[Figure data in JSON]
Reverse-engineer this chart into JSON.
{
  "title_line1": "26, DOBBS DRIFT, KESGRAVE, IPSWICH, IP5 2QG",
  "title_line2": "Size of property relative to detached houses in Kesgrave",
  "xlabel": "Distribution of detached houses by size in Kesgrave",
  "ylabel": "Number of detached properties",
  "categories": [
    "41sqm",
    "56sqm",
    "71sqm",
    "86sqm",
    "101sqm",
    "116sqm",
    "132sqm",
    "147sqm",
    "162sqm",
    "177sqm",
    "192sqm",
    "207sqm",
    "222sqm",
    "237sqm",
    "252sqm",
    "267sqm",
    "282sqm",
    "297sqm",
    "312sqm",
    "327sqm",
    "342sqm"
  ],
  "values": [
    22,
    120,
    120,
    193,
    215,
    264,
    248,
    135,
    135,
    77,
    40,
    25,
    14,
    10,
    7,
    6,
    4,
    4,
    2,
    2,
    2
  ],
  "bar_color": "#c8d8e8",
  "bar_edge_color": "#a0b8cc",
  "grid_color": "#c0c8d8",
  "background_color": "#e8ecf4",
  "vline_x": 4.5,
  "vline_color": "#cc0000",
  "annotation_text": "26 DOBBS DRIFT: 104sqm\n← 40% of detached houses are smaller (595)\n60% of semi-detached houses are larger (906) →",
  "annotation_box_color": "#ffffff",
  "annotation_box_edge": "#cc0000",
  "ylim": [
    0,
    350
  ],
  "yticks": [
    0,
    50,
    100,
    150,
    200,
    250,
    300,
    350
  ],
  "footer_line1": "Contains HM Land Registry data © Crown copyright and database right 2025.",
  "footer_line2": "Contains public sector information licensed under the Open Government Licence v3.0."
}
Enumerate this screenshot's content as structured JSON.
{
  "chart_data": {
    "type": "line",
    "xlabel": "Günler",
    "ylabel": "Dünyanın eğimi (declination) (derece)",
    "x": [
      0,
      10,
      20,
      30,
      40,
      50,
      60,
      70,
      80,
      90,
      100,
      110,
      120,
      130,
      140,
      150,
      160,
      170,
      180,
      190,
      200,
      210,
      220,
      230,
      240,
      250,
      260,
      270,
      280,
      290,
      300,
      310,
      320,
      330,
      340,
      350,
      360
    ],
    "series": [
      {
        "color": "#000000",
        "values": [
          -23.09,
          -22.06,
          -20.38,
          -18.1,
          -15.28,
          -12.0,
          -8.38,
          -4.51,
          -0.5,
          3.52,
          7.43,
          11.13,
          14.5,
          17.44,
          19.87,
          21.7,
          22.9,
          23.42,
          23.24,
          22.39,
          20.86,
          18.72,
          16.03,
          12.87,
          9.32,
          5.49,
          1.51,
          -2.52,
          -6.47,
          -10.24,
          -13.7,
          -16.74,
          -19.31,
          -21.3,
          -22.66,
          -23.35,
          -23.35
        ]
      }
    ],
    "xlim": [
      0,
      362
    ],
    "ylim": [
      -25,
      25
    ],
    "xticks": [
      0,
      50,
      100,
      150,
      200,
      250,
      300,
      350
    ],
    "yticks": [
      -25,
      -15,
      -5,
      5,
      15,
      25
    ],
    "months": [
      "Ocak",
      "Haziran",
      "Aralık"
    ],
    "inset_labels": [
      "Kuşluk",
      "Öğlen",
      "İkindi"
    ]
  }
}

** Task **
Calculate how many lines of the material include the string "detached", and state that number by itself.

** Exercise result **
4